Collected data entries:
════════

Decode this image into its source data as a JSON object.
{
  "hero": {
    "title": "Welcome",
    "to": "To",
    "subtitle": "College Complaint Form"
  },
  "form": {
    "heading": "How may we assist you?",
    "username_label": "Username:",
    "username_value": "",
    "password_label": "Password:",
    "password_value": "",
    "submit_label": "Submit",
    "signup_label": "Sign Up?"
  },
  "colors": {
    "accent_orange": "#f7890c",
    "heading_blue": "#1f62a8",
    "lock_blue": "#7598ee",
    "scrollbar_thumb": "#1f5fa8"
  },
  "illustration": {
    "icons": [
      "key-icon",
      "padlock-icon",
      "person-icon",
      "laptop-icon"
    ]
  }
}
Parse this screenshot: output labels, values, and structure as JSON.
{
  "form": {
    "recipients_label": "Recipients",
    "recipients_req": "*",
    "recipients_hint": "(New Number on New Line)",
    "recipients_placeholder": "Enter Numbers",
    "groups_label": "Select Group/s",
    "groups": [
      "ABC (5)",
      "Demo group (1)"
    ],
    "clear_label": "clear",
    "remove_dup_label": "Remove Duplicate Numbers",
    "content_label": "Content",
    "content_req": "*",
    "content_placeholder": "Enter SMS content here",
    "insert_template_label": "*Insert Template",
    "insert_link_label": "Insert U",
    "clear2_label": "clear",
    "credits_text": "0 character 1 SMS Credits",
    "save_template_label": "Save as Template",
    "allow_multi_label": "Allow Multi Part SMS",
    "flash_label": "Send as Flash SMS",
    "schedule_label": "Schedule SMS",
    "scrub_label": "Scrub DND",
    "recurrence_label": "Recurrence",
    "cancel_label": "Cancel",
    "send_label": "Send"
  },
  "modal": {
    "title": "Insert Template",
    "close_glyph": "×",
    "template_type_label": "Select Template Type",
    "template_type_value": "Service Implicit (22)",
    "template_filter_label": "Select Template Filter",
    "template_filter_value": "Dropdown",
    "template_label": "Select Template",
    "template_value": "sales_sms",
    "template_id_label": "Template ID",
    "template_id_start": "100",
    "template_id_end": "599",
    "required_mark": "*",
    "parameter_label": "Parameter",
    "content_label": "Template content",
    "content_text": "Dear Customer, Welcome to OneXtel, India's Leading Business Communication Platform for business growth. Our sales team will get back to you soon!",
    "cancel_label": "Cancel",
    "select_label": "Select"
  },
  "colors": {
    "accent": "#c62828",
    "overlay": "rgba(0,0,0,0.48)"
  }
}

════════

PROBLEM: Word for word, quote the lines from the line containing "Parse this screenshot: output" through the end of the material, both included, and nothing else.

TASK RESPONSE:
Parse this screenshot: output labels, values, and structure as JSON.
{
  "form": {
    "recipients_label": "Recipients",
    "recipients_req": "*",
    "recipients_hint": "(New Number on New Line)",
    "recipients_placeholder": "Enter Numbers",
    "groups_label": "Select Group/s",
    "groups": [
      "ABC (5)",
      "Demo group (1)"
    ],
    "clear_label": "clear",
    "remove_dup_label": "Remove Duplicate Numbers",
    "content_label": "Content",
    "content_req": "*",
    "content_placeholder": "Enter SMS content here",
    "insert_template_label": "*Insert Template",
    "insert_link_label": "Insert U",
    "clear2_label": "clear",
    "credits_text": "0 character 1 SMS Credits",
    "save_template_label": "Save as Template",
    "allow_multi_label": "Allow Multi Part SMS",
    "flash_label": "Send as Flash SMS",
    "schedule_label": "Schedule SMS",
    "scrub_label": "Scrub DND",
    "recurrence_label": "Recurrence",
    "cancel_label": "Cancel",
    "send_label": "Send"
  },
  "modal": {
    "title": "Insert Template",
    "close_glyph": "×",
    "template_type_label": "Select Template Type",
    "template_type_value": "Service Implicit (22)",
    "template_filter_label": "Select Template Filter",
    "template_filter_value": "Dropdown",
    "template_label": "Select Template",
    "template_value": "sales_sms",
    "template_id_label": "Template ID",
    "template_id_start": "100",
    "template_id_end": "599",
    "required_mark": "*",
    "parameter_label": "Parameter",
    "content_label": "Template content",
    "content_text": "Dear Customer, Welcome to OneXtel, India's Leading Business Communication Platform for business growth. Our sales team will get back to you soon!",
    "cancel_label": "Cancel",
    "select_label": "Select"
  },
  "colors": {
    "accent": "#c62828",
    "overlay": "rgba(0,0,0,0.48)"
  }
}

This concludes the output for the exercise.